(Record di dati)
**********

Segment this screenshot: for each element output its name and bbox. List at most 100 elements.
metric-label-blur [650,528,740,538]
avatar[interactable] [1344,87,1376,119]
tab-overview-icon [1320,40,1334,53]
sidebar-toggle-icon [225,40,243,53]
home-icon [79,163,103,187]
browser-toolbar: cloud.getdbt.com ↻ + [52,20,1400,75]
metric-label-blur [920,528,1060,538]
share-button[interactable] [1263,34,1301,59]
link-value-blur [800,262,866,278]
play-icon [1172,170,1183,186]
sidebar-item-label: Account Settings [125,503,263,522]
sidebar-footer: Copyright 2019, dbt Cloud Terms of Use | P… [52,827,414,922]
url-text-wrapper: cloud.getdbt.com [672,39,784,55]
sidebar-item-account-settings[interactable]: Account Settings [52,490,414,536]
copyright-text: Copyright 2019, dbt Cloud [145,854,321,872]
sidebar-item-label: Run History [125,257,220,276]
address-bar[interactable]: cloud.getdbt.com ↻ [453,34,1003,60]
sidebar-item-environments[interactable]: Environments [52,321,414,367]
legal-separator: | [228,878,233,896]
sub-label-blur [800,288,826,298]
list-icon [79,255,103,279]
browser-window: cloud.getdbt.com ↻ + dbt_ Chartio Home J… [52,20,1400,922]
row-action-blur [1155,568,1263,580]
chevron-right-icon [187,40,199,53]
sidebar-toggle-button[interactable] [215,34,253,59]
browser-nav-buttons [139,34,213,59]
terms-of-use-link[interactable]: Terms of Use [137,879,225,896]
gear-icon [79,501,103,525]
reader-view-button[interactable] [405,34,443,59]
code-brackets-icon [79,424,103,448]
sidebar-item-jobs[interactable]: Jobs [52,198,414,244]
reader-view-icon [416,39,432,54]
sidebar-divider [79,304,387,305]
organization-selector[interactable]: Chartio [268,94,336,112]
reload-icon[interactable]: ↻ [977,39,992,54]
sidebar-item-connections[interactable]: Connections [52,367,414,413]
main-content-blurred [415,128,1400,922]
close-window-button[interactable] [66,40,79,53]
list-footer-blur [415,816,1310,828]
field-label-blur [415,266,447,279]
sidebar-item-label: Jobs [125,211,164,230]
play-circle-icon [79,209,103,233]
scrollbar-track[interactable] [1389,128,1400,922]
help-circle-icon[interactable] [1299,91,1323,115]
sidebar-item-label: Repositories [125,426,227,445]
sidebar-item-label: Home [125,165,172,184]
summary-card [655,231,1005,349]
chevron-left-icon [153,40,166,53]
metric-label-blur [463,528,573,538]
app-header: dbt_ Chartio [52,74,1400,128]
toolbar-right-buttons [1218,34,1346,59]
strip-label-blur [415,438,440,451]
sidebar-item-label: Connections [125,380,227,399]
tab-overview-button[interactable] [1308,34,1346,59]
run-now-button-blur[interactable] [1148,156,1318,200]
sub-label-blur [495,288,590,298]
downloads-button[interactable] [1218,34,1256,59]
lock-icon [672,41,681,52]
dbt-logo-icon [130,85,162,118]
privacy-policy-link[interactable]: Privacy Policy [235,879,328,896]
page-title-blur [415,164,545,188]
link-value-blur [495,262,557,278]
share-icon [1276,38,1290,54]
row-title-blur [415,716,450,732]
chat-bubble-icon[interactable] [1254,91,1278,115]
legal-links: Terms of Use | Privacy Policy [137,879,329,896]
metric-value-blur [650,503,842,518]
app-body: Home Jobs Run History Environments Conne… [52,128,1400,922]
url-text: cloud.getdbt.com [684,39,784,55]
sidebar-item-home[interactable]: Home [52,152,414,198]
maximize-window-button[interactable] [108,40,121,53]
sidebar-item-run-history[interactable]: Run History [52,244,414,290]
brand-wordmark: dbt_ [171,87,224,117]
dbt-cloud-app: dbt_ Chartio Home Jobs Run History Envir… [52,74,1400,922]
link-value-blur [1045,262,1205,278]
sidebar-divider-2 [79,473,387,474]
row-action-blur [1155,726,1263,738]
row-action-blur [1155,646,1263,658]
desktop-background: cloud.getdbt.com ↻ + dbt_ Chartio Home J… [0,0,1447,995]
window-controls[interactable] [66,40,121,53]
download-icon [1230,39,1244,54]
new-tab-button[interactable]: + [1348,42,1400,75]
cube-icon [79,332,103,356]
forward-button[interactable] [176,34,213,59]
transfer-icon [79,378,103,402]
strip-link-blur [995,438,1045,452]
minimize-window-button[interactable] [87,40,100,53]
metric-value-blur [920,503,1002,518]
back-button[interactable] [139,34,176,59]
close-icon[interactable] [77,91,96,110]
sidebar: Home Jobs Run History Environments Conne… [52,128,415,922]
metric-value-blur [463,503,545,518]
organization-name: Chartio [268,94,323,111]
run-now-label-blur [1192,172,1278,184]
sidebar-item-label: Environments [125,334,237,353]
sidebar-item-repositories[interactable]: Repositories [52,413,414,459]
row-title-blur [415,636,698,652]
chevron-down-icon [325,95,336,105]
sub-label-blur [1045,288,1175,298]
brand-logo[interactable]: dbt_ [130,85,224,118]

**********

Metti in una lista numerata le righe dell'elenco, cominciando dalla prima e fermandoti dopo quella che contiene "browser-nav-buttons [139,34,213,59]", ed escludi le righe vuote.

1. Segment this screenshot: for each element output its name and bbox. List at most 100 elements.
2. metric-label-blur [650,528,740,538]
3. avatar[interactable] [1344,87,1376,119]
4. tab-overview-icon [1320,40,1334,53]
5. sidebar-toggle-icon [225,40,243,53]
6. home-icon [79,163,103,187]
7. browser-toolbar: cloud.getdbt.com ↻ + [52,20,1400,75]
8. metric-label-blur [920,528,1060,538]
9. share-button[interactable] [1263,34,1301,59]
10. link-value-blur [800,262,866,278]
11. play-icon [1172,170,1183,186]
12. sidebar-item-label: Account Settings [125,503,263,522]
13. sidebar-footer: Copyright 2019, dbt Cloud Terms of Use | P… [52,827,414,922]
14. url-text-wrapper: cloud.getdbt.com [672,39,784,55]
15. sidebar-item-account-settings[interactable]: Account Settings [52,490,414,536]
16. copyright-text: Copyright 2019, dbt Cloud [145,854,321,872]
17. sidebar-item-label: Run History [125,257,220,276]
18. address-bar[interactable]: cloud.getdbt.com ↻ [453,34,1003,60]
19. sidebar-item-environments[interactable]: Environments [52,321,414,367]
20. legal-separator: | [228,878,233,896]
21. sub-label-blur [800,288,826,298]
22. list-icon [79,255,103,279]
23. browser-window: cloud.getdbt.com ↻ + dbt_ Chartio Home J… [52,20,1400,922]
24. row-action-blur [1155,568,1263,580]
25. chevron-right-icon [187,40,199,53]
26. sidebar-toggle-button[interactable] [215,34,253,59]
27. browser-nav-buttons [139,34,213,59]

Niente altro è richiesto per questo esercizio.